▸ Selección
+++++
La crónica cósmica. ¡Boom!, apareció el lago Toba

ÉRASE UNA VEZ un planeta, un océano, una isla, un volcán con un lago en el interior de su cráter y una isla en éste, que tenía una diminuta península. A pesar de que todo es relativo, se podría decir que el planeta era pequeñajo, el océano, mediano y la isla, grandota; el cráter del volcán era inmenso, aunque su lago no pasaba de normalito si se lo comparaba, pongamos por caso, con algunos de América.

En cuanto a su isla, se necesitaría buena parte de un día para circunvalarla en una motocicleta; sin embargo, la península se recorría a pie en un par de horas como mucho. El planeta, claro, era el que sus habitantes llamaban la Tierra (nombre distinto al que le daban en otras partes del Cosmos). El océano era el Índico. La isla, Sumatra. El volcán y su lago compartían el nombre de Toba. Su isla era la de Samosir. Y, para terminar, la peninsulita se llamaba Tuk tuk como los triciclos taxi de Tailandia.

Completaré esta presentación diciendo que, en mi opinión, el Lago Toba es una de las grandes maravillas de este mundo; y no sólo por la belleza de las altas cimas cubiertas de verdor que lo encierran, sino porque en algunas partes mide la friolera de cien kilómetros de largo por treinta de ancho. En armonía con esas dimensiones, alcanza la profundidad de quinientos metros.
+++++
▸ Datos
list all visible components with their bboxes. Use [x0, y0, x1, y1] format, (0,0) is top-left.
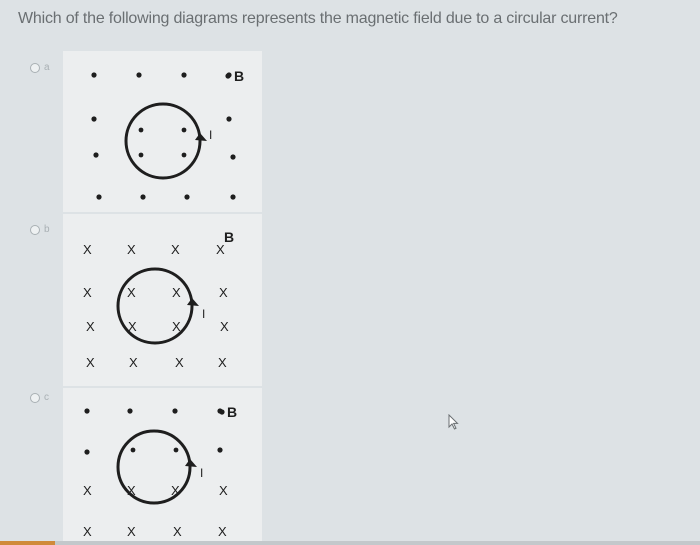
+++++
▸ Ejercicio 1
Actualice el tramo de la crónica sobre el lago Toba que va desde "La crónica cósmica." hasta "algunos de América.", sustituyendo "volcán" por "monte".
▸ Ejercicio 2
Prosiga la crónica sobre el lago Toba a partir de su última oración.
No es necesario consultar las líneas.

▸ Respuesta escrita 1
La crónica cósmica. ¡Boom!, apareció el lago Toba

ÉRASE UNA VEZ un planeta, un océano, una isla, un monte con un lago en el interior de su cráter y una isla en éste, que tenía una diminuta península. A pesar de que todo es relativo, se podría decir que el planeta era pequeñajo, el océano, mediano y la isla, grandota; el cráter del monte era inmenso, aunque su lago no pasaba de normalito si se lo comparaba, pongamos por caso, con algunos de América.

▸ Respuesta escrita 2
Rozando ya la perfección, las temperaturas son muy agradables gracias a hallarse a novecientos metros de altitud sobre el nivel del mar (para dormir me cubro con una manta), mientras que en el resto de Sumatra hace generalmente un calor acojonante. Ya que he mencionado la perfección, y aunque haya los inevitables mosquitos (que en esta estación no son muchos), no se dan casos de malaria o dengue.

Me dirigí al Lago Toba sin tener otra información que la que me dieron dos amigos. Uno de ellos, castellano, me había dicho: “No vayas a Tuk tuk”. Mientras que el otro, un malayo hijo de un tamil y una sueca, me aconsejó todo lo contrario: “Te gustará Tuk tuk”.

Al final, como si tirase una moneda al aire, dejé que fuesen las circunstancias las que se encargasen de decidir, pues me limité a tomar el primer barco que partió del puerto de Parapat. Y resultó que se dirigía a Tuk tuk.

Esto sucedió de mañanita y, debido a que yo era el único pasajero, terminé sentado junto al piloto. Estuvimos charlando de temas filosóficos hasta que, al acercarnos a Tuk tuk, me preguntó en qué resort me hospedaría, y me observó extrañado cuando le confesé que no había hecho ninguna reserva ni tenía la menor idea de lo que me encontraría al desembarcar. Su asombro se multiplicó al enterarse que tampoco llevaba conmigo un teléfono. Entonces me explicó que él siempre recorría la costa de la peninsulita e iba dejando a los pasajeros en el embarcadero del resort al que iban.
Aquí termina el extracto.